待办任务: 把关于用编码器提取说话人嵌入的讨论中从“ehsienmu opened this”到“a speaker representation.”的文字一字不差地抄写出来，首尾两处也要包括在内。

摘录:

Using encoder as speaker embedding extractor 关于使用编码器作为说话人嵌入提取器

Question

Using encoder as speaker embedding extractor 关于使用编码器作为说话人嵌入提取器

ehsienmu opened this issue a year ago · 4 comments

Is it possible to obtain a speaker embedding without timbre using just the encoder? For example, the utterances are first extracted using the encoder, and then using a classification model to make it a speaker representation.

请问是有可能只用encoder来获得不含音色的speaker embedding吗？
例如，先使用编码器提取话语，然后使用分类模型使其成为说话者表示等方法

ehsienmu commented a year ago

谢谢你

Answer 1 · 2023-10-21T19:12:54.000Z

抱歉，读了十几遍，还是没看懂问题。不含音色怎么还能成为speaker embedding呢，分类模型怎么能让它成为speaker embedding呢……

Answer 2 · 2023-10-22T04:30:05.000Z

你好，感谢你的回复。我可能之前描述得不够清楚，我想探索是否可以通过pitch和rhythm来判断一段声音是属于哪位语者，进而看到您的这篇论文。所以我想问是否可以通过您设计的编码器先得到pitch和rhythm的embedding，我再使用speaker embedding或speaker verification进行任务。不知道是否可行。

Answer 3 · 2023-10-22T05:42:16.000Z

不是不可以，但我这个pitch和rhythm的embedding并不能保证完全不包含timbre信息

所附列表:
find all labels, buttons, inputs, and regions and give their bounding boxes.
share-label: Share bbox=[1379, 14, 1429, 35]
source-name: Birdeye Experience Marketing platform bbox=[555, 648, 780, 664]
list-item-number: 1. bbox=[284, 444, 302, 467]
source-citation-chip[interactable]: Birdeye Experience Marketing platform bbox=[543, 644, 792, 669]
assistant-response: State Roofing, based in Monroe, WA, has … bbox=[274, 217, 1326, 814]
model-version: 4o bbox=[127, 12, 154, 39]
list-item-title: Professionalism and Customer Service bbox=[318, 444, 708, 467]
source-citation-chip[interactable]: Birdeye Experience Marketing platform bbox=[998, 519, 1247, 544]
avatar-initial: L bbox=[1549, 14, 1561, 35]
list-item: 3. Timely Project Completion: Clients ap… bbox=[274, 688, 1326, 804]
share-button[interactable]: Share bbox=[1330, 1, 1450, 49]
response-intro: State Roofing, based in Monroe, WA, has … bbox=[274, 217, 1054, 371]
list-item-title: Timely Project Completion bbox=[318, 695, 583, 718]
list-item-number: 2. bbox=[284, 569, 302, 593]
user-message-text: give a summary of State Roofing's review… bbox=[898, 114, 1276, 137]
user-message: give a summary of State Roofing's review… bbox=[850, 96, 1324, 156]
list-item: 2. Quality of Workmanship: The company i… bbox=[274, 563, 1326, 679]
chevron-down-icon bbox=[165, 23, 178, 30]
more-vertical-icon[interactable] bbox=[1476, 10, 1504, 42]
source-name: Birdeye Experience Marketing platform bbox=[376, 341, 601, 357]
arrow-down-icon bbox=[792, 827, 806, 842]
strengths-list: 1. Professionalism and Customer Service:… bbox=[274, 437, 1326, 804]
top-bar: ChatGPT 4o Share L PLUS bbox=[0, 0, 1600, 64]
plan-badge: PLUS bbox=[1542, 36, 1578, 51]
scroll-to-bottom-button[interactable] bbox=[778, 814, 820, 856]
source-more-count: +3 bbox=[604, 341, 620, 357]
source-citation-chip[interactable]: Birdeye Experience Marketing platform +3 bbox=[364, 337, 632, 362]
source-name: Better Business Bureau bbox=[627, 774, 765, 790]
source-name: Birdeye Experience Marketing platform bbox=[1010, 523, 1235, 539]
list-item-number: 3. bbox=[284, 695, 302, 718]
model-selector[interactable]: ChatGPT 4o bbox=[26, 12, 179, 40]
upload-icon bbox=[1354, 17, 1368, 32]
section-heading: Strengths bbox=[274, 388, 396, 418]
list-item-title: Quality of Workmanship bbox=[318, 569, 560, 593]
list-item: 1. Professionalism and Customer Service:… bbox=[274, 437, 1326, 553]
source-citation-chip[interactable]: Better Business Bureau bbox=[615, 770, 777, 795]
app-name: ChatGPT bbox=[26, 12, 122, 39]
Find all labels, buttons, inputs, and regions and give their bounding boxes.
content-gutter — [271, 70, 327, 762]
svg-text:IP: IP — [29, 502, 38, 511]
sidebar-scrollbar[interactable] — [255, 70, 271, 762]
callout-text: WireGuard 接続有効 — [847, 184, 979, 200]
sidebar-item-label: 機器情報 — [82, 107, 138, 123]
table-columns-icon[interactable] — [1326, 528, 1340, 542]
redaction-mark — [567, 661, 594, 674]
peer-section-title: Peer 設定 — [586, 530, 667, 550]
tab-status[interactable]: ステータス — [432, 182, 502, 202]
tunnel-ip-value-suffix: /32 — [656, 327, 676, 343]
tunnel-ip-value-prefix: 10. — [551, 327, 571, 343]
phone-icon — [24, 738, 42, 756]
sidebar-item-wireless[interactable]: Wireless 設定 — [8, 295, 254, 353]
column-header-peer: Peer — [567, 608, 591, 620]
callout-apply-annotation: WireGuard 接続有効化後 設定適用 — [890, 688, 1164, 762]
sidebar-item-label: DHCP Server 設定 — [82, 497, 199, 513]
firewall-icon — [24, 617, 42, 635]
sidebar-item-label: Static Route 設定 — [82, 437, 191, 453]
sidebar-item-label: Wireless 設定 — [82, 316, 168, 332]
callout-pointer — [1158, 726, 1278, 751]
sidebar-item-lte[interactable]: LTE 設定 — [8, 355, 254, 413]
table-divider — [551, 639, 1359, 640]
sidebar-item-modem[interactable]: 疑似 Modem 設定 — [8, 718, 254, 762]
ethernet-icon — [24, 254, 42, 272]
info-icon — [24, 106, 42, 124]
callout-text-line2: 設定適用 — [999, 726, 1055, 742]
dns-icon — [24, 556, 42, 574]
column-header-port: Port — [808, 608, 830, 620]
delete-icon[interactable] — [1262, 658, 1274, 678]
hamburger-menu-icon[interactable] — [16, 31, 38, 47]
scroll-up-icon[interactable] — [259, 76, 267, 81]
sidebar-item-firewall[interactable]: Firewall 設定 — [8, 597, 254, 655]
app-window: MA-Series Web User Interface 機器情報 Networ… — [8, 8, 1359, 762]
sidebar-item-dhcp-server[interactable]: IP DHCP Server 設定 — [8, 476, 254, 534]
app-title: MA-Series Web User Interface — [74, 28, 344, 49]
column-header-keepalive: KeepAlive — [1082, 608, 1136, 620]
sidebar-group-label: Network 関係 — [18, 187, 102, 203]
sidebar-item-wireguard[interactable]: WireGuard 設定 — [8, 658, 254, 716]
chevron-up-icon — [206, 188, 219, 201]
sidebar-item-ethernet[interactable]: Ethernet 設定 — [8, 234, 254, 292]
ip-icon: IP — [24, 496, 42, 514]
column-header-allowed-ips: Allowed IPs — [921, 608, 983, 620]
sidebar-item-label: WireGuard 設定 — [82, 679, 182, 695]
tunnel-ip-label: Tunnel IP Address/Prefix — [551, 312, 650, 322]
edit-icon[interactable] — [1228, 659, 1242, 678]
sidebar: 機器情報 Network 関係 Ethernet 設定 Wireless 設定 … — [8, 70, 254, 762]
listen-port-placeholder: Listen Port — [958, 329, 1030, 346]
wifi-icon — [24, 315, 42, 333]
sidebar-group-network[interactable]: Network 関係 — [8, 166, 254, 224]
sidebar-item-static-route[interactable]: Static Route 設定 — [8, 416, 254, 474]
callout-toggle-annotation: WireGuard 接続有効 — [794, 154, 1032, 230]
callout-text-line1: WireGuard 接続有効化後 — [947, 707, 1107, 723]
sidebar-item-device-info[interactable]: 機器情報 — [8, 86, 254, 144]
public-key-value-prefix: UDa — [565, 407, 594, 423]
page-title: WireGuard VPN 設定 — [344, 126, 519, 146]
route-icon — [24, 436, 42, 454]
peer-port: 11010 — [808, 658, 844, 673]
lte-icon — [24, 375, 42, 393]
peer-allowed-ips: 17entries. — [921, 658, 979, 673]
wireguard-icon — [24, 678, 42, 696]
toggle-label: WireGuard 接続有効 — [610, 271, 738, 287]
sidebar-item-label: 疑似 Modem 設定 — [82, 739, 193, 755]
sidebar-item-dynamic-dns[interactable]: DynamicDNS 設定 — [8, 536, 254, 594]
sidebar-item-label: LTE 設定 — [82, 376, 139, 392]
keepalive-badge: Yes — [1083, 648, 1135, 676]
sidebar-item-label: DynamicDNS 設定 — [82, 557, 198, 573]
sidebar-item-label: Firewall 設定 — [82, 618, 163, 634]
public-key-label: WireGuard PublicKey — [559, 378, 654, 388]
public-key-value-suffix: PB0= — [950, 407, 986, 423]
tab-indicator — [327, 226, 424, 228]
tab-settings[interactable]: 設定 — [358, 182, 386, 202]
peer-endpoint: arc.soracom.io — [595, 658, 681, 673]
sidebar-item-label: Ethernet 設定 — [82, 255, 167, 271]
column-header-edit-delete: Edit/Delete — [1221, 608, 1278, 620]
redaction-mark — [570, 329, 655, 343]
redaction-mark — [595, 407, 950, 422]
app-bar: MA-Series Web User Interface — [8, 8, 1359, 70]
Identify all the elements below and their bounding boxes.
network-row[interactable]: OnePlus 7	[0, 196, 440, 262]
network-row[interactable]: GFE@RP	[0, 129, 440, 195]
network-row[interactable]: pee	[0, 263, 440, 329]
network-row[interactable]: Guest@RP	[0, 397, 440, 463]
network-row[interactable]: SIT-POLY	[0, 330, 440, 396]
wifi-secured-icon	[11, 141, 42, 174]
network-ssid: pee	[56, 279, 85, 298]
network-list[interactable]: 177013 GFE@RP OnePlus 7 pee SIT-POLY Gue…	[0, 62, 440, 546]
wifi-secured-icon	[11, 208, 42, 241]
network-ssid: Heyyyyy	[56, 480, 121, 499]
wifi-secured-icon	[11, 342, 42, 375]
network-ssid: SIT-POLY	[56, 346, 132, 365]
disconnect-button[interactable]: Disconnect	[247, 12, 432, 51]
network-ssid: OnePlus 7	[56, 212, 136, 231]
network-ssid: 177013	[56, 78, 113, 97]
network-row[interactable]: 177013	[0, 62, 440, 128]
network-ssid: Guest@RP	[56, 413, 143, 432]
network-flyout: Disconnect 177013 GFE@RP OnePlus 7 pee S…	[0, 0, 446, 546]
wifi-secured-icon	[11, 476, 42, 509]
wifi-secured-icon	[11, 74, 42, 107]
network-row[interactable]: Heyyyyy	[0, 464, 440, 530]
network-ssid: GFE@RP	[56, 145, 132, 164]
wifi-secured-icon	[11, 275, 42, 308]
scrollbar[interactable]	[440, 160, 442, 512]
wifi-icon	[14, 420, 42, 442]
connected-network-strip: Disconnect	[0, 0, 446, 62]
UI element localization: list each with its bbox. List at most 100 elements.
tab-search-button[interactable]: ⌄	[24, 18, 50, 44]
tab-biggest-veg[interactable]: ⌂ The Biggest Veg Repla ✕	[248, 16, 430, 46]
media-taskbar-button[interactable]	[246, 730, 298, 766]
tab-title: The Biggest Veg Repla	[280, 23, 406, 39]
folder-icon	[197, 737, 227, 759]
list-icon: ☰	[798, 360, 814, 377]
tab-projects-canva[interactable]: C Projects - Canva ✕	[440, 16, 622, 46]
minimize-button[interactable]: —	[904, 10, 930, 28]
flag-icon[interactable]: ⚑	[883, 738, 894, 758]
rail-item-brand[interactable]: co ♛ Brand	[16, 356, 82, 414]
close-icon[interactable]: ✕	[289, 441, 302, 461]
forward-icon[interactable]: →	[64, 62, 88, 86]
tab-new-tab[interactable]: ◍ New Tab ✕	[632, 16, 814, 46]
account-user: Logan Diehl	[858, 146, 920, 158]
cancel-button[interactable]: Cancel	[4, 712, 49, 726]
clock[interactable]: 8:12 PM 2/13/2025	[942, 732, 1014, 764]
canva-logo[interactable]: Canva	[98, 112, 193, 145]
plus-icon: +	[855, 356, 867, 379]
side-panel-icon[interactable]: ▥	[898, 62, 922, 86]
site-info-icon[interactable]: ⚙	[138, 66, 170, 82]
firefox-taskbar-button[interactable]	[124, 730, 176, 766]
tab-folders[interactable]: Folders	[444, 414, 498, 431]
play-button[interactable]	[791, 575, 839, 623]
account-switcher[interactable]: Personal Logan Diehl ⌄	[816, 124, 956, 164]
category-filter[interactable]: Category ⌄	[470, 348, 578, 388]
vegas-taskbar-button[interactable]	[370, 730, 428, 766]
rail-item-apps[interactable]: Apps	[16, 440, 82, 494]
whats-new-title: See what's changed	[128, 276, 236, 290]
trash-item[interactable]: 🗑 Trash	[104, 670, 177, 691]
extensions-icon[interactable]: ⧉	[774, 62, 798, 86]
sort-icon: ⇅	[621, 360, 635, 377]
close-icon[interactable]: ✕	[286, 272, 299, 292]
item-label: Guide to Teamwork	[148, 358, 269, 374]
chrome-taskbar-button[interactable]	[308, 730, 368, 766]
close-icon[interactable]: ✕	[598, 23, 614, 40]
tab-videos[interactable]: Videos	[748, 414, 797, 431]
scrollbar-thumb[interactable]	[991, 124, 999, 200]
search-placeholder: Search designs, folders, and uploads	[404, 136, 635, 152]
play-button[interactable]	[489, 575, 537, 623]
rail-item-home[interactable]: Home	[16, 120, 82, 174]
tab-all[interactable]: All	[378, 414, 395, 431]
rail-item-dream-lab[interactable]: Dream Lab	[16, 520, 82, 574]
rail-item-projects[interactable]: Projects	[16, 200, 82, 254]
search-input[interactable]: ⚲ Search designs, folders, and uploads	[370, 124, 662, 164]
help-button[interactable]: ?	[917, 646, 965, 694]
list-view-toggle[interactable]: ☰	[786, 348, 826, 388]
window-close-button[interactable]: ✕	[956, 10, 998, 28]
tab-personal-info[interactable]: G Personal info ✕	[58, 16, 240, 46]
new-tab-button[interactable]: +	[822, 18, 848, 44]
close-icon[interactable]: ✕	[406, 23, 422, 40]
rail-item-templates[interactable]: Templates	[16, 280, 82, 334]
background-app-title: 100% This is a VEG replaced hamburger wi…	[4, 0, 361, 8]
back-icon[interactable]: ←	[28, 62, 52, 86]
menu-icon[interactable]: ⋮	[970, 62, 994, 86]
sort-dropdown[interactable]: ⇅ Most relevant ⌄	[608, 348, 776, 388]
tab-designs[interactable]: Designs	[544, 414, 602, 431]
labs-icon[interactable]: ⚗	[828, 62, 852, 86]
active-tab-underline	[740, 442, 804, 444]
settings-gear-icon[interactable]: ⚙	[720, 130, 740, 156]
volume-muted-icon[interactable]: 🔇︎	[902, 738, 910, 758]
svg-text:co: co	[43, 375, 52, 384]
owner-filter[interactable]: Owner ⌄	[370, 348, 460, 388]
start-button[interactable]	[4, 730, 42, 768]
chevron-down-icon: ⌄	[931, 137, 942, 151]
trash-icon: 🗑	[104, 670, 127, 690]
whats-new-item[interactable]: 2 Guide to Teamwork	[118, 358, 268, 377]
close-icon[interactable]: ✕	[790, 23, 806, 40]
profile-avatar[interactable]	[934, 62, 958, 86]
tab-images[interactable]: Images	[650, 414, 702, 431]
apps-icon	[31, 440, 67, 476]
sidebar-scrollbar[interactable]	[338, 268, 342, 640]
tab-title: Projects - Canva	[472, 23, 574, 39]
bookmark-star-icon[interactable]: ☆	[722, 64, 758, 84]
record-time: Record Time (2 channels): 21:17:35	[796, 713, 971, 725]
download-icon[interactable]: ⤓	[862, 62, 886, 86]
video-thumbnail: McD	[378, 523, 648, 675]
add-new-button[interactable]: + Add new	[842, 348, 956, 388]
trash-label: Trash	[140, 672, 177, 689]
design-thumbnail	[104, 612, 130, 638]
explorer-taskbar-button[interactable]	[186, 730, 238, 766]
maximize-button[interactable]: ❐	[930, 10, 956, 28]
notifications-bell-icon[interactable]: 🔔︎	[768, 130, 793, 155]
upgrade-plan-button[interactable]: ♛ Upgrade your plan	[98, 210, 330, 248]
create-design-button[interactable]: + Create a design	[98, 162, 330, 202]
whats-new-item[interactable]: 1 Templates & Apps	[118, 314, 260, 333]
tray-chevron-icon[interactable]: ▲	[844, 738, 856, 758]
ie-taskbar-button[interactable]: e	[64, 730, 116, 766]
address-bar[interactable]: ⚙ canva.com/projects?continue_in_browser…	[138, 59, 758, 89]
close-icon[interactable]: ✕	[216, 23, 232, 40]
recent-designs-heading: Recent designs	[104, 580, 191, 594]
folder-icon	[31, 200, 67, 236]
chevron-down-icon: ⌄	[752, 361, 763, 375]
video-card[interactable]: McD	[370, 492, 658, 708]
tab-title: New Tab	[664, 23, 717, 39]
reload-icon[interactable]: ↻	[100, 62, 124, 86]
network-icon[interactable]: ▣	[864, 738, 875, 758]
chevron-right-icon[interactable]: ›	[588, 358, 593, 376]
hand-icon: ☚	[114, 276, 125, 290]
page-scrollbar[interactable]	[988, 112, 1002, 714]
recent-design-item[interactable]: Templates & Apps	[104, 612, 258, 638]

参考解答:
ehsienmu opened this issue a year ago · 4 comments

Is it possible to obtain a speaker embedding without timbre using just the encoder? For example, the utterances are first extracted using the encoder, and then using a classification model to make it a speaker representation.